▸ WHAT THE TASK ASKS
Write out every entry exactly as given, but omit the pictures.

▸ DATA SUPPLIED
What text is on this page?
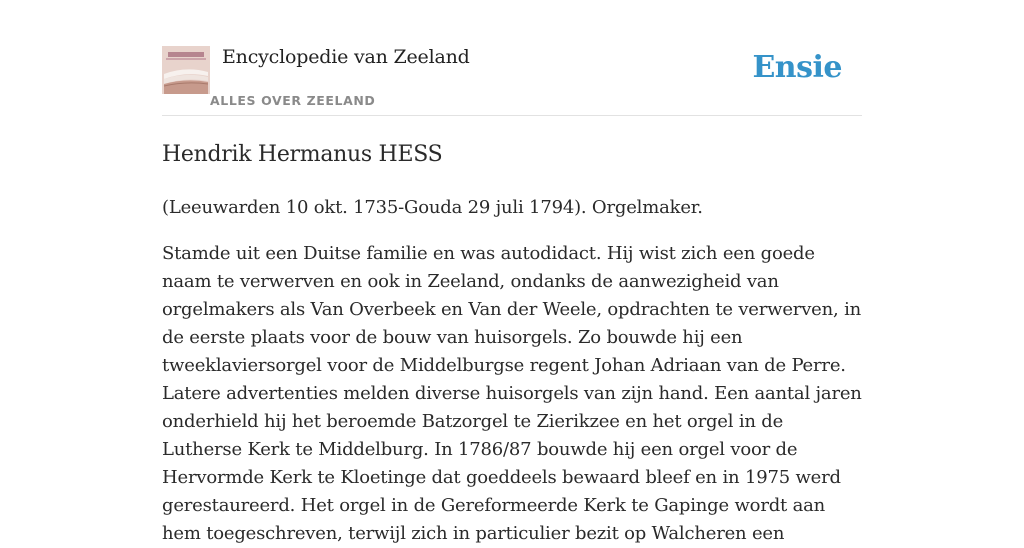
Encyclopedie van Zeeland
ALLES OVER ZEELAND
Ensie
Hendrik Hermanus HESS

(Leeuwarden 10 okt. 1735-Gouda 29 juli 1794). Orgelmaker.

Stamde uit een Duitse familie en was autodidact. Hij wist zich een goede naam te verwerven en ook in Zeeland, ondanks de aanwezigheid van orgelmakers als Van Overbeek en Van der Weele, opdrachten te verwerven, in de eerste plaats voor de bouw van huisorgels. Zo bouwde hij een tweeklaviersorgel voor de Middelburgse regent Johan Adriaan van de Perre. Latere advertenties melden diverse huisorgels van zijn hand. Een aantal jaren onderhield hij het beroemde Batzorgel te Zierikzee en het orgel in de Lutherse Kerk te Middelburg. In 1786/87 bouwde hij een orgel voor de Hervormde Kerk te Kloetinge dat goeddeels bewaard bleef en in 1975 werd gerestaureerd. Het orgel in de Gereformeerde Kerk te Gapinge wordt aan hem toegeschreven, terwijl zich in particulier bezit op Walcheren een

▸ EXPECTED ANSWER
What text is on this page?
Encyclopedie van Zeeland
ALLES OVER ZEELAND
Ensie
Hendrik Hermanus HESS

(Leeuwarden 10 okt. 1735-Gouda 29 juli 1794). Orgelmaker.

Stamde uit een Duitse familie en was autodidact. Hij wist zich een goede naam te verwerven en ook in Zeeland, ondanks de aanwezigheid van orgelmakers als Van Overbeek en Van der Weele, opdrachten te verwerven, in de eerste plaats voor de bouw van huisorgels. Zo bouwde hij een tweeklaviersorgel voor de Middelburgse regent Johan Adriaan van de Perre. Latere advertenties melden diverse huisorgels van zijn hand. Een aantal jaren onderhield hij het beroemde Batzorgel te Zierikzee en het orgel in de Lutherse Kerk te Middelburg. In 1786/87 bouwde hij een orgel voor de Hervormde Kerk te Kloetinge dat goeddeels bewaard bleef en in 1975 werd gerestaureerd. Het orgel in de Gereformeerde Kerk te Gapinge wordt aan hem toegeschreven, terwijl zich in particulier bezit op Walcheren een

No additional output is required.